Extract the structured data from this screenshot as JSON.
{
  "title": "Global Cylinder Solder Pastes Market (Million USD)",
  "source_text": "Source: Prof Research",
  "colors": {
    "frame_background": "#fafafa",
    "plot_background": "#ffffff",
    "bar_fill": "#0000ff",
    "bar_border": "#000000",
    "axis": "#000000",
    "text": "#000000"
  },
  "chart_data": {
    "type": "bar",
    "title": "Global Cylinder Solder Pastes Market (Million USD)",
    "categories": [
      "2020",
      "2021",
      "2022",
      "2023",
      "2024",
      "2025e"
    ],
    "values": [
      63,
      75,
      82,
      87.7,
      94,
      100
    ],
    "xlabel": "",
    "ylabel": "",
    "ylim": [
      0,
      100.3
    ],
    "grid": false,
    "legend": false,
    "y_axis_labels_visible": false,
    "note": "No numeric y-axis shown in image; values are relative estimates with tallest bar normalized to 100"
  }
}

+ + + +

▸ The problem:
Reproduce every record above exactly as it appears.

▸ Exercise response:
Extract the structured data from this screenshot as JSON.
{
  "title": "Global Cylinder Solder Pastes Market (Million USD)",
  "source_text": "Source: Prof Research",
  "colors": {
    "frame_background": "#fafafa",
    "plot_background": "#ffffff",
    "bar_fill": "#0000ff",
    "bar_border": "#000000",
    "axis": "#000000",
    "text": "#000000"
  },
  "chart_data": {
    "type": "bar",
    "title": "Global Cylinder Solder Pastes Market (Million USD)",
    "categories": [
      "2020",
      "2021",
      "2022",
      "2023",
      "2024",
      "2025e"
    ],
    "values": [
      63,
      75,
      82,
      87.7,
      94,
      100
    ],
    "xlabel": "",
    "ylabel": "",
    "ylim": [
      0,
      100.3
    ],
    "grid": false,
    "legend": false,
    "y_axis_labels_visible": false,
    "note": "No numeric y-axis shown in image; values are relative estimates with tallest bar normalized to 100"
  }
}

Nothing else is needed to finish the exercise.